» **Text shown**

(begin)

Now others might have a defective light, or they themselves are either sensitive to the flicker or to light itself... and if so, I digress.

For many who have bashed this fantastic light, I hope it's for more reasons than this PWM or whatever you call it.

My .02


----------



## ergotelis (May 20, 2009)

PWM is not a problem for everyone. But as much as you use it you might find it to be annoying.
For me sometimes it is a bit tiring, don't know why. 
But as someone mentioned earlier, if i want lower output, as a flashaholic, i would use another light! :T:


----------



## wapkil (May 20, 2009)

Climb14er said:


> I don't notice the flicker issue inside the house or outside and honestly, I cannot understand for the life of me, this whole discussion and ramblings on about an issue that I see does not exist (for me) or affect the actual real-life performance of the M30.
> 
> Now others might have a defective light, or they themselves are either sensitive to the flicker or to light itself... and if so, I digress.
> 
> ...


I don't think anyone is bashing the M30. Thanks to this type of discussion anyone who saw the reviews mentioning "disappointing, visible PWM" and, on the other hand, many users completely satisfied with their M30s knows that individual sensitivity plays an important role here. Knowing how one reacts to the PWM he or she can use this information to decide whether to buy this light.

It's a similar situation with the efficiency. One can compare the efficiency in different modes between the M30 and other MC-E lights and, depending on the needs, draw completely different conclusions. For some people only the efficiency on Hi would be important. Some will notice that the efficiency on Med is lower than offered by competition. Another person will realize that with the low weight offered by the M30 two additional batteries can be taken, together still weighting less than a competing flashlight. And for others the flashlight weight may be not important at all. The PWM, efficiency or weight are not good or bad. They are just important information that I believe is worth discussing.

And regarding being sensitive to light - I see quite well in low light situations but at the expense of being easily blinded. So you may be onto something :nana:


----------



## 1dash1 (May 20, 2009)

(end)

» **What this task involves**
Please reproduce the flashlight thread above word for word, starting at "For me sometimes" and ending at "of the M30.".

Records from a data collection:
(begin)

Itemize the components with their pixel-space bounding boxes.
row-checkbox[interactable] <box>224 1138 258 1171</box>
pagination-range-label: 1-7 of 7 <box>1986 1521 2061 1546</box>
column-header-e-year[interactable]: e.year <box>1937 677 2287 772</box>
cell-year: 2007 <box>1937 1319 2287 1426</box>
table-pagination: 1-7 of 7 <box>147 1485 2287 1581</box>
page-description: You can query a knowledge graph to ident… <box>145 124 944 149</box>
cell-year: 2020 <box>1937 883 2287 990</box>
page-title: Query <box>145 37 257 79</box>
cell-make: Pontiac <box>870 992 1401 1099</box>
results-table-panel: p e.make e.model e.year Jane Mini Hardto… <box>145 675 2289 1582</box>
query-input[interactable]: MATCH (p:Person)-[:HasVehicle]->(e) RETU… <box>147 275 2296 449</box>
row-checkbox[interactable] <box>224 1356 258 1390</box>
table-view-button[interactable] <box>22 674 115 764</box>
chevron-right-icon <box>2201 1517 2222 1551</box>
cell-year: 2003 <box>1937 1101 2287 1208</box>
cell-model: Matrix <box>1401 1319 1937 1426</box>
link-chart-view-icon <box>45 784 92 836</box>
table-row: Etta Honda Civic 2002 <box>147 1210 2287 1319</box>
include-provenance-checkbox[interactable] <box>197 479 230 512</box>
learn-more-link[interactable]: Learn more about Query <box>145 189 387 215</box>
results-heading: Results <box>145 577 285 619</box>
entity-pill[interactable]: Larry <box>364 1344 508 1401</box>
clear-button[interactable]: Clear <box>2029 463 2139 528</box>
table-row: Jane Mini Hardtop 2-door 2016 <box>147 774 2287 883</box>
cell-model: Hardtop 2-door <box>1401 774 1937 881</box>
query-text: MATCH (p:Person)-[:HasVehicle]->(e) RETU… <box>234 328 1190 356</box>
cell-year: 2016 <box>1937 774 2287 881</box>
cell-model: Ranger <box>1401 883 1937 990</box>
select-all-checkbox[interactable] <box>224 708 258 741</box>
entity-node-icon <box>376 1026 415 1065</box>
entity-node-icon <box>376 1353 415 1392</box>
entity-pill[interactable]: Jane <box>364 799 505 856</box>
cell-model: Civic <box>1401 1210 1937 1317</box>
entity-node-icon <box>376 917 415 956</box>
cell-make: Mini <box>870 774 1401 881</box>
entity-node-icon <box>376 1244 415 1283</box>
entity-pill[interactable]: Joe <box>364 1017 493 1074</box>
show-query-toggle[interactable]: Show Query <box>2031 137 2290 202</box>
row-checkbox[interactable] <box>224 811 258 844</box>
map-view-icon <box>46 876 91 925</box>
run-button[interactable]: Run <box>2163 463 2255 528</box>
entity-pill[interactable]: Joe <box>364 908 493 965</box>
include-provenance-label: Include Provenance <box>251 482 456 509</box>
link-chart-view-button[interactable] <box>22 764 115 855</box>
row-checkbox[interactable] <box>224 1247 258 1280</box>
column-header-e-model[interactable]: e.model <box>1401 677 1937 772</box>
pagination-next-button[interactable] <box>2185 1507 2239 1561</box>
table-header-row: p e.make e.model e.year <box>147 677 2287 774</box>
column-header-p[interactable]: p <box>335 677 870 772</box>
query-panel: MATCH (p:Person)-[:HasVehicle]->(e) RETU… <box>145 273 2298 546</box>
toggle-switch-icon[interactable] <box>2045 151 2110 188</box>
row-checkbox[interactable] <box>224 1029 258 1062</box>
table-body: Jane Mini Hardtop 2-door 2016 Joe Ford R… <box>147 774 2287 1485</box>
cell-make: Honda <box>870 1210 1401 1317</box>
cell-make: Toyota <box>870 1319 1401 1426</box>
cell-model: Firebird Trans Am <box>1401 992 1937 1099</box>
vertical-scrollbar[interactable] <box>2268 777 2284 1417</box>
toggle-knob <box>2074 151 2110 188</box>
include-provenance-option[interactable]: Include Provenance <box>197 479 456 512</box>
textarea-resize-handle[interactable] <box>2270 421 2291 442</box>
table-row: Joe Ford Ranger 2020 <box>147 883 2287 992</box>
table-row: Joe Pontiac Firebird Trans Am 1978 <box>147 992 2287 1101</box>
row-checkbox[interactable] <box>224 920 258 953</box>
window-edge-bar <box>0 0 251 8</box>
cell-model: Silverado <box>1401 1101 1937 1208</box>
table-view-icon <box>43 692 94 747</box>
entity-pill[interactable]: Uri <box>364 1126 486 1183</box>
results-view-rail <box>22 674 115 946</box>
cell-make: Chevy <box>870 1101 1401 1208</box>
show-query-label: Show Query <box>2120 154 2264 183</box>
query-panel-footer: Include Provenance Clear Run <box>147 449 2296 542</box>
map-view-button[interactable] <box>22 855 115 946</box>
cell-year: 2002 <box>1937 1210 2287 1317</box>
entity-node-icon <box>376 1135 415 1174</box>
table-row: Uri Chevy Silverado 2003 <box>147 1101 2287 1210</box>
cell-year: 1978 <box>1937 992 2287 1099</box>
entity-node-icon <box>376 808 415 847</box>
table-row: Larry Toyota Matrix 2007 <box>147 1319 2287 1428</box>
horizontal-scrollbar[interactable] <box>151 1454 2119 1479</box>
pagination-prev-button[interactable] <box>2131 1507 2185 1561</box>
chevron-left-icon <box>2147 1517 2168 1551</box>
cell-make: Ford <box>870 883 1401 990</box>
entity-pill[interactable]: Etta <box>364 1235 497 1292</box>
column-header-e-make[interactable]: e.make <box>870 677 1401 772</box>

(end)

» **Exercise response**
For me sometimes it is a bit tiring, don't know why. 
But as someone mentioned earlier, if i want lower output, as a flashaholic, i would use another light! :T:


----------



## wapkil (May 20, 2009)

Climb14er said:


> I don't notice the flicker issue inside the house or outside and honestly, I cannot understand for the life of me, this whole discussion and ramblings on about an issue that I see does not exist (for me) or affect the actual real-life performance of the M30.